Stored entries
--- Begin ---
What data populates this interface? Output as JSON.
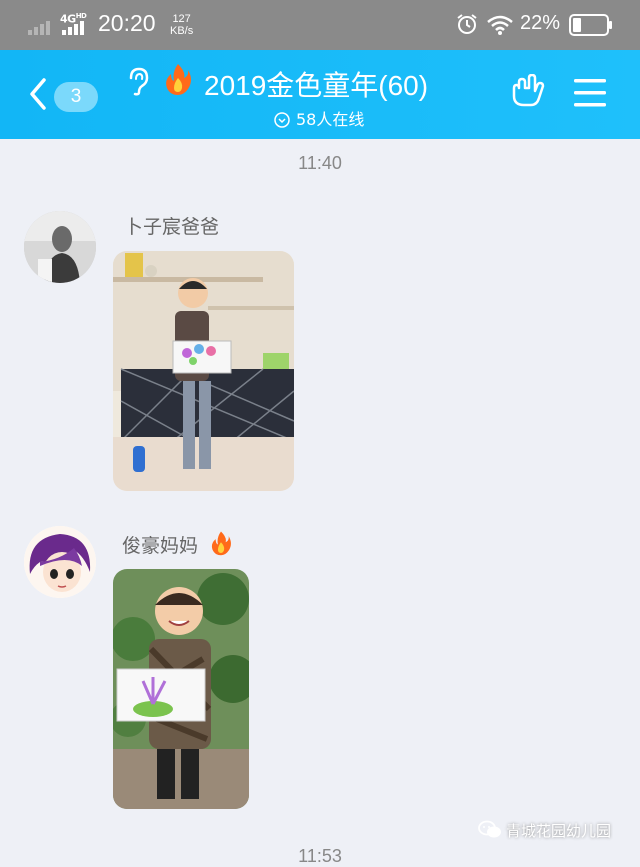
{
  "status_bar": {
    "network": "4G",
    "network_sup": "HD",
    "time": "20:20",
    "speed_value": "127",
    "speed_unit": "KB/s",
    "battery_percent": "22%",
    "icons": [
      "signal-icon",
      "alarm-icon",
      "wifi-icon",
      "battery-icon"
    ]
  },
  "header": {
    "unread_count": "3",
    "group_title": "2019金色童年(60)",
    "online_status": "58人在线",
    "icons": [
      "back-chevron-icon",
      "ear-icon",
      "fire-icon",
      "gesture-icon",
      "menu-icon"
    ],
    "colors": {
      "header_bg": "#12b6f6",
      "badge_bg": "#7bd9fb"
    }
  },
  "chat": {
    "timestamp_1": "11:40",
    "messages": [
      {
        "sender": "卜子宸爸爸",
        "type": "image",
        "image_desc": "child-holding-drawing-photo"
      },
      {
        "sender": "俊豪妈妈",
        "type": "image",
        "image_desc": "child-holding-drawing-photo",
        "badge_icon": "fire-icon"
      }
    ],
    "timestamp_2": "11:53"
  },
  "watermark": {
    "text": "青城花园幼儿园",
    "icon": "wechat-icon"
  }
}
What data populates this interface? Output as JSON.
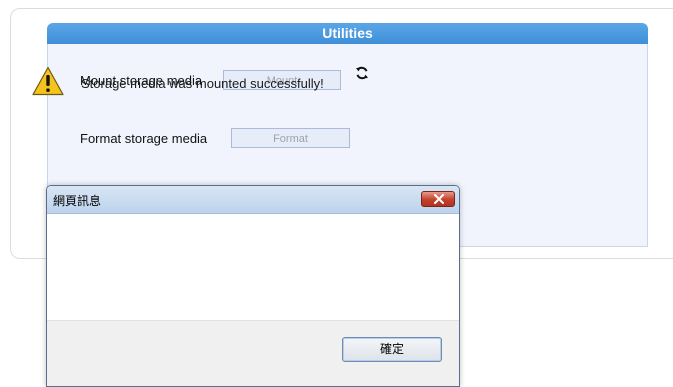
{
  "panel": {
    "title": "Utilities",
    "mount": {
      "label": "Mount storage media",
      "button": "Mount"
    },
    "format": {
      "label": "Format storage media",
      "button": "Format"
    },
    "icons": {
      "refresh": "refresh-icon"
    }
  },
  "dialog": {
    "title": "網頁訊息",
    "message": "Storage media was mounted successfully!",
    "ok_button": "確定",
    "icons": {
      "close": "close-icon",
      "warning": "warning-icon"
    },
    "colors": {
      "close_button": "#c2402b"
    }
  },
  "colors": {
    "header": "#4a9be0",
    "panel_bg": "#f1f4fd"
  }
}
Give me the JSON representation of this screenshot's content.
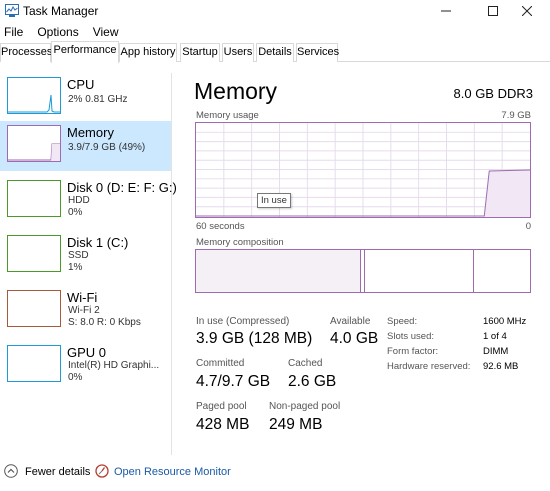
{
  "window": {
    "title": "Task Manager"
  },
  "menu": [
    "File",
    "Options",
    "View"
  ],
  "tabs": [
    "Processes",
    "Performance",
    "App history",
    "Startup",
    "Users",
    "Details",
    "Services"
  ],
  "active_tab": "Performance",
  "resources": [
    {
      "name": "CPU",
      "line1": "2%  0.81 GHz",
      "line2": "",
      "color": "#1f9ad6",
      "selected": false
    },
    {
      "name": "Memory",
      "line1": "3.9/7.9 GB (49%)",
      "line2": "",
      "color": "#9e6bb0",
      "selected": true
    },
    {
      "name": "Disk 0 (D: E: F: G:)",
      "line1": "HDD",
      "line2": "0%",
      "color": "#4a9a2a",
      "selected": false
    },
    {
      "name": "Disk 1 (C:)",
      "line1": "SSD",
      "line2": "1%",
      "color": "#4a9a2a",
      "selected": false
    },
    {
      "name": "Wi-Fi",
      "line1": "Wi-Fi 2",
      "line2": "S: 8.0  R: 0 Kbps",
      "color": "#a8593c",
      "selected": false
    },
    {
      "name": "GPU 0",
      "line1": "Intel(R) HD Graphi...",
      "line2": "0%",
      "color": "#1f9ad6",
      "selected": false
    }
  ],
  "memory": {
    "title": "Memory",
    "spec": "8.0 GB DDR3",
    "usage_label": "Memory usage",
    "usage_max": "7.9 GB",
    "axis_left": "60 seconds",
    "axis_right": "0",
    "tooltip": "In use",
    "composition_label": "Memory composition",
    "in_use_compressed_label": "In use (Compressed)",
    "in_use_compressed_value": "3.9 GB (128 MB)",
    "available_label": "Available",
    "available_value": "4.0 GB",
    "committed_label": "Committed",
    "committed_value": "4.7/9.7 GB",
    "cached_label": "Cached",
    "cached_value": "2.6 GB",
    "paged_pool_label": "Paged pool",
    "paged_pool_value": "428 MB",
    "nonpaged_pool_label": "Non-paged pool",
    "nonpaged_pool_value": "249 MB",
    "speed_label": "Speed:",
    "speed_value": "1600 MHz",
    "slots_label": "Slots used:",
    "slots_value": "1 of 4",
    "form_factor_label": "Form factor:",
    "form_factor_value": "DIMM",
    "hw_reserved_label": "Hardware reserved:",
    "hw_reserved_value": "92.6 MB"
  },
  "bottom": {
    "fewer_details": "Fewer details",
    "open_monitor": "Open Resource Monitor"
  },
  "colors": {
    "accent_memory": "#9e6bb0",
    "selected_bg": "#cce8ff",
    "link": "#1a5aa6"
  }
}
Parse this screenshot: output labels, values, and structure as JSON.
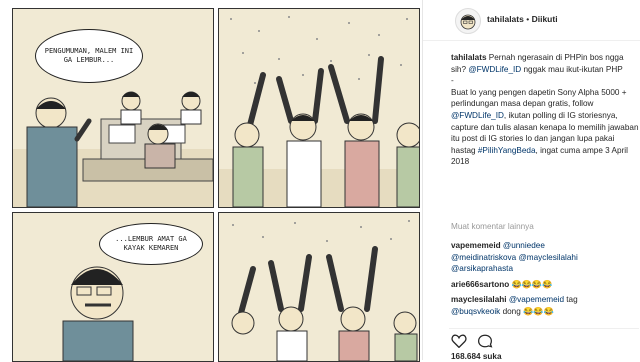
--- End ---
### INSTRUCTIONS FOR THE TASK
From the material above, gather all lines that include the string "screenshot" and copy them.

### THE COMPLETED TASK
Give me the JSON representation of this screenshot's content.
Parse this screenshot: output labels, values, and structure as JSON.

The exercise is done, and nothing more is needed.